--- start of THE RECORDS ---

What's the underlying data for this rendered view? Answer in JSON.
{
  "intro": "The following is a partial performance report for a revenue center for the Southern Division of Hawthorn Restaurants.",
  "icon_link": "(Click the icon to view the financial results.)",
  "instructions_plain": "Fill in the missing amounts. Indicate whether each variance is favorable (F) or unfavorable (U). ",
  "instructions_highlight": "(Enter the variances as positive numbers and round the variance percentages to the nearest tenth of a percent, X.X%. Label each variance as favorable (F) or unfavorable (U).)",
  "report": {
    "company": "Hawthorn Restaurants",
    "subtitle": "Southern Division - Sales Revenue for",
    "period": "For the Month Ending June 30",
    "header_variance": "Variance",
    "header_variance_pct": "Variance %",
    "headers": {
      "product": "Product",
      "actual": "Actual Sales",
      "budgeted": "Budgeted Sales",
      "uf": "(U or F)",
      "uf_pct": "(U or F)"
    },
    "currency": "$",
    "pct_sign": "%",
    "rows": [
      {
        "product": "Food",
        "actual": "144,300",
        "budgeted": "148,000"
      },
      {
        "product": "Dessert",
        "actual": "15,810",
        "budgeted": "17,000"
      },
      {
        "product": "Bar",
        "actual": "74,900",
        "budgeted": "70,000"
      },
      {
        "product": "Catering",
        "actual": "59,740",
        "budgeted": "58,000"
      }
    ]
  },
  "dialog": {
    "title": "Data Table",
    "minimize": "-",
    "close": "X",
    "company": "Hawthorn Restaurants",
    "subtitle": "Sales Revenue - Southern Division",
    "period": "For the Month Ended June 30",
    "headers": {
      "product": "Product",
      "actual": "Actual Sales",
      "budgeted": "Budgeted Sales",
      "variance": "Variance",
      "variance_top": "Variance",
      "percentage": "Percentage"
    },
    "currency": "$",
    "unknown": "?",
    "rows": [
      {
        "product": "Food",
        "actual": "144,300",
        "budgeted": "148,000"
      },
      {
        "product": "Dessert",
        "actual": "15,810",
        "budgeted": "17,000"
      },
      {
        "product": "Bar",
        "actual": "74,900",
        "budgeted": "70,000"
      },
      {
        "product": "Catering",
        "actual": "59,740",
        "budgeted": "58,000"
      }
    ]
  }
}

--- end of THE RECORDS ---
--- start of THE RECORDS ---

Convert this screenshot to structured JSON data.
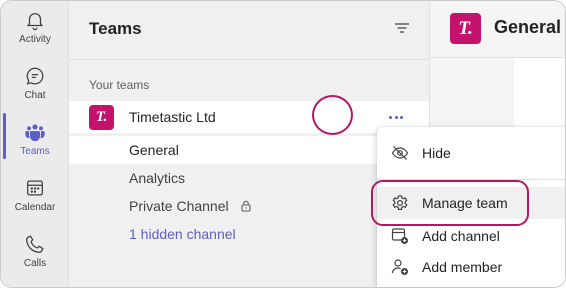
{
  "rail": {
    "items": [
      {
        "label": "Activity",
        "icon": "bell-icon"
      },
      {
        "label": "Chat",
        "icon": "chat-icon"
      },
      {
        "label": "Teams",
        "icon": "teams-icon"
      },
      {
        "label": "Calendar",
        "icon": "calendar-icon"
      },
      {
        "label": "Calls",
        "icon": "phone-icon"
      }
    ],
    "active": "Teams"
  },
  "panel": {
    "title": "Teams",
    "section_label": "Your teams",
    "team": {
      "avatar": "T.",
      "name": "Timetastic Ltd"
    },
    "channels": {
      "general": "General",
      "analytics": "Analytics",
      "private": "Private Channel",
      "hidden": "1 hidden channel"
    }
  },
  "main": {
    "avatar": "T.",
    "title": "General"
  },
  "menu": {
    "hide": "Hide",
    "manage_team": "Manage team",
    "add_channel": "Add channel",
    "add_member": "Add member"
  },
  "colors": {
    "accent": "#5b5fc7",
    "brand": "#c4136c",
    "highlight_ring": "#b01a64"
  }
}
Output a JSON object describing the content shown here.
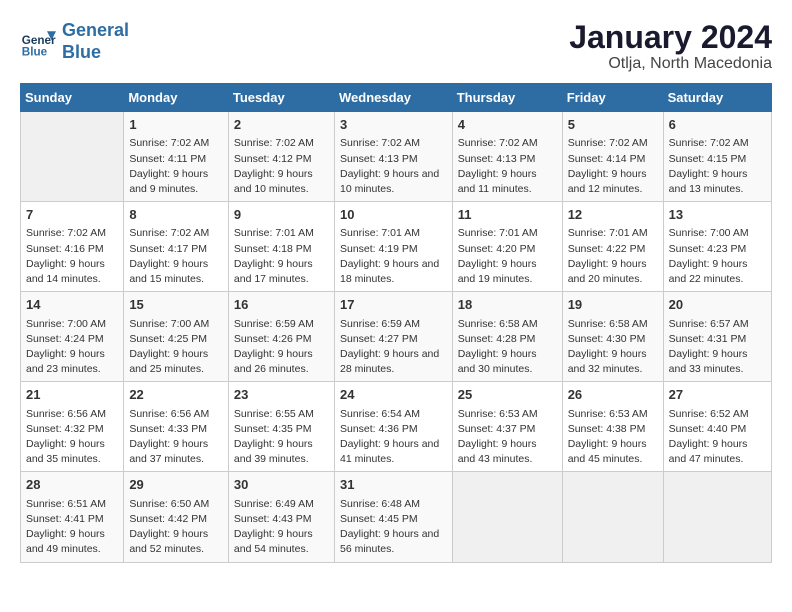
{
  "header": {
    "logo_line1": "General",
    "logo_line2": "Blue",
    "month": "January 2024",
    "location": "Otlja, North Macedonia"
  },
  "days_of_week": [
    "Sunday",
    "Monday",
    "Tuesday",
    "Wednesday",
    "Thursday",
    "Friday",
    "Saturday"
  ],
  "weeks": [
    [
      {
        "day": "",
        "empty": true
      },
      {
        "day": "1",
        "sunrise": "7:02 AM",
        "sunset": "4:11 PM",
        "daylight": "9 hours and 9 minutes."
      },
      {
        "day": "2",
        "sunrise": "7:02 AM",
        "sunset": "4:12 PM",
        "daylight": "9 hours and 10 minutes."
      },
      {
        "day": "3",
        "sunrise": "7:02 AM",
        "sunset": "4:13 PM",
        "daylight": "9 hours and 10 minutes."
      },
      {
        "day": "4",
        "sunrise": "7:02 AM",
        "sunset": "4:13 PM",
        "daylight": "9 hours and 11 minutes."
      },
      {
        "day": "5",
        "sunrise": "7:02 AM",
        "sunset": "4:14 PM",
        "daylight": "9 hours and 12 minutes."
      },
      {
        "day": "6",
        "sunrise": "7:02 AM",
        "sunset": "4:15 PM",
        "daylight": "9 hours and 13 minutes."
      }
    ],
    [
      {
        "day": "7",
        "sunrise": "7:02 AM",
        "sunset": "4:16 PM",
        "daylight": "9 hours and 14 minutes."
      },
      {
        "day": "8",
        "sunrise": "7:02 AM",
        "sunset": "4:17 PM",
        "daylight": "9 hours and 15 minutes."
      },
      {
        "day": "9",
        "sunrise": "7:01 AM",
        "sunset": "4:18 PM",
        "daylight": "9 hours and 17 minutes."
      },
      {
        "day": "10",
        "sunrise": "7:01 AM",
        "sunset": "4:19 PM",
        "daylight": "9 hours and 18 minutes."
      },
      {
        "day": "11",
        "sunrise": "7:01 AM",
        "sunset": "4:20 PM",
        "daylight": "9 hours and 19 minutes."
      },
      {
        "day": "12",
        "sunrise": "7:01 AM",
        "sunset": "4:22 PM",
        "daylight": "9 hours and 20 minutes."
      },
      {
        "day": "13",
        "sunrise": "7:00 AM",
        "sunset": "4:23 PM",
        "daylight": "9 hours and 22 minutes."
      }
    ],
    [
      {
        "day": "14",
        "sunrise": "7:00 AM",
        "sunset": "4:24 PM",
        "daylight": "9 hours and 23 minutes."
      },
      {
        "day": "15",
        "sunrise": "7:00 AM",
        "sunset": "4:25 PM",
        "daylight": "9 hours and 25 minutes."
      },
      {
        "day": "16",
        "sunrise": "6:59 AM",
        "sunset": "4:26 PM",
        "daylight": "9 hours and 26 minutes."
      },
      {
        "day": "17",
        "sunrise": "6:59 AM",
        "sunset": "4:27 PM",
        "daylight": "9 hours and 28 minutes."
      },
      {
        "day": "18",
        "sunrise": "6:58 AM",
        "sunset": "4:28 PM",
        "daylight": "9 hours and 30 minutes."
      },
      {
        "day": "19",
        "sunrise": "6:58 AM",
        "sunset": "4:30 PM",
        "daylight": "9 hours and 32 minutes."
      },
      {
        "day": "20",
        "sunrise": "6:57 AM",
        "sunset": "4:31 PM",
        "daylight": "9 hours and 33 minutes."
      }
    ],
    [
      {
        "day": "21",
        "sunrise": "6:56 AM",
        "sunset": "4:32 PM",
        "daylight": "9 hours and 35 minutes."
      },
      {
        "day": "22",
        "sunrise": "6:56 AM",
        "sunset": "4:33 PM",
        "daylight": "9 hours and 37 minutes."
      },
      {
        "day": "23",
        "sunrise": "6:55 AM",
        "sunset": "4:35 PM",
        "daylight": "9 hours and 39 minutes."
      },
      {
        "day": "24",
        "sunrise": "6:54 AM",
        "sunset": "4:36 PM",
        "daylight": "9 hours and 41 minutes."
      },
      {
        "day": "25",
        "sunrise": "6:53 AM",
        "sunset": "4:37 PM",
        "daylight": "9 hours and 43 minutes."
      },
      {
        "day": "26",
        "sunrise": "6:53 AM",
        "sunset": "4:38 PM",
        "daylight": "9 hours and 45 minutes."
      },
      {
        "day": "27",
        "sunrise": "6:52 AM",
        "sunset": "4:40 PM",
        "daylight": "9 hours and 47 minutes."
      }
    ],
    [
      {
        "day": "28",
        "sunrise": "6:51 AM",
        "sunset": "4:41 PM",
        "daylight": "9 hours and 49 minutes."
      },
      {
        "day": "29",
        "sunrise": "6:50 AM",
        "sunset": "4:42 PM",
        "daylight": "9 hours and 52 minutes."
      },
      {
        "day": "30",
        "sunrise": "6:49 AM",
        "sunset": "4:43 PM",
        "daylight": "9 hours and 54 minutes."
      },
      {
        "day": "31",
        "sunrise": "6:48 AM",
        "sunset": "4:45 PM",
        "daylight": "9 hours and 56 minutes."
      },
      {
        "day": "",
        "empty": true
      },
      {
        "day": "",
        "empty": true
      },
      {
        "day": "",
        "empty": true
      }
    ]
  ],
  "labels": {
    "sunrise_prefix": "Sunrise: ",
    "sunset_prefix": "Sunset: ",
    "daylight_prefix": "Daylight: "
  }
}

--- end of THE RECORDS ---
--- start of THE RECORDS ---

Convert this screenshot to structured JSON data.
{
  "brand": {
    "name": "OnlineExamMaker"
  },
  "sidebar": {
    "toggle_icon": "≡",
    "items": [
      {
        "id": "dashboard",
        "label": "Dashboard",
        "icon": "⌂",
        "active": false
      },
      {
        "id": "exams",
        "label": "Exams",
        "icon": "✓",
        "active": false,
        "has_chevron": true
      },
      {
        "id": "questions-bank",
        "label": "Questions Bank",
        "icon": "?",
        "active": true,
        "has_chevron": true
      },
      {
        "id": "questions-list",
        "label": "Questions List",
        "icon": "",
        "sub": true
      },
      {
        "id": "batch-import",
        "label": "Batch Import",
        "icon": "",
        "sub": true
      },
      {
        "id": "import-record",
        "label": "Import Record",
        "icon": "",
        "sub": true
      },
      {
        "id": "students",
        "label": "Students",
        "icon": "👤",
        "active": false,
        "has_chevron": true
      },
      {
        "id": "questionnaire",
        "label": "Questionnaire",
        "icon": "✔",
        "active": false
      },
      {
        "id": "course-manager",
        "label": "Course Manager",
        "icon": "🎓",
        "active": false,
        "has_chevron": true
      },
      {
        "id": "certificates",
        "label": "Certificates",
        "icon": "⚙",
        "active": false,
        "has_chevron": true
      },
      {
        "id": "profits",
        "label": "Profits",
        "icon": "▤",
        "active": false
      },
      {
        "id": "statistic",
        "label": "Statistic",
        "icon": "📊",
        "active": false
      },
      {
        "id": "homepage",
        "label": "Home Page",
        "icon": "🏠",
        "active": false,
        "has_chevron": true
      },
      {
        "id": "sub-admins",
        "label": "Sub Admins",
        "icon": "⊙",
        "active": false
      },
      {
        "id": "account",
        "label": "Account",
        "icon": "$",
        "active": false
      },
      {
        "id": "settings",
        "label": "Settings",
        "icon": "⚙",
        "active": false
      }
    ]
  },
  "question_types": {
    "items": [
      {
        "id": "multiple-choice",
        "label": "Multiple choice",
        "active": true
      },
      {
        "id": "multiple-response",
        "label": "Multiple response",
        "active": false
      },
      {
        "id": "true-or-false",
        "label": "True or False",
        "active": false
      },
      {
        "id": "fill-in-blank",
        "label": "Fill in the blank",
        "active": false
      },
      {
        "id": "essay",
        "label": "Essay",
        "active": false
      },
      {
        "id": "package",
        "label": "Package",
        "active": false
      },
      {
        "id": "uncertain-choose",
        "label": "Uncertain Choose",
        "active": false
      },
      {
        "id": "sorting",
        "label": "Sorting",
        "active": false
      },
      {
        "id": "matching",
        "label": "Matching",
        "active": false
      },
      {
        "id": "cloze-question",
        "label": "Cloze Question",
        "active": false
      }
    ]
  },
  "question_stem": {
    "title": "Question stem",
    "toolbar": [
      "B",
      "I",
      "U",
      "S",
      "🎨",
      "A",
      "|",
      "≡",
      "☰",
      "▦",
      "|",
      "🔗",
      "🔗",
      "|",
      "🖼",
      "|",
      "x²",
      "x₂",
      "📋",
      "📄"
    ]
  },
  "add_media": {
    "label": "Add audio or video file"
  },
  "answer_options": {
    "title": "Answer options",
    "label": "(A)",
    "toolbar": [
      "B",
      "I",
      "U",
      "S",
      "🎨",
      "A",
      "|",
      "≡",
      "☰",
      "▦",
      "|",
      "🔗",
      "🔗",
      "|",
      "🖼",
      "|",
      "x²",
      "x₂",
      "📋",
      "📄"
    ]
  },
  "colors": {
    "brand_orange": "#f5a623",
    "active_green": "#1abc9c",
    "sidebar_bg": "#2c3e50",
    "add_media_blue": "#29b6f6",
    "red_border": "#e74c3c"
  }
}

--- end of THE RECORDS ---

PROMPT: Single out each line of the records above with the string "JSON" in it, and copy it.

CORRECT OUTPUT:
What's the underlying data for this rendered view? Answer in JSON.
Convert this screenshot to structured JSON data.
Output a JSON object describing the content shown here.
Convert this screenshot to structured JSON data.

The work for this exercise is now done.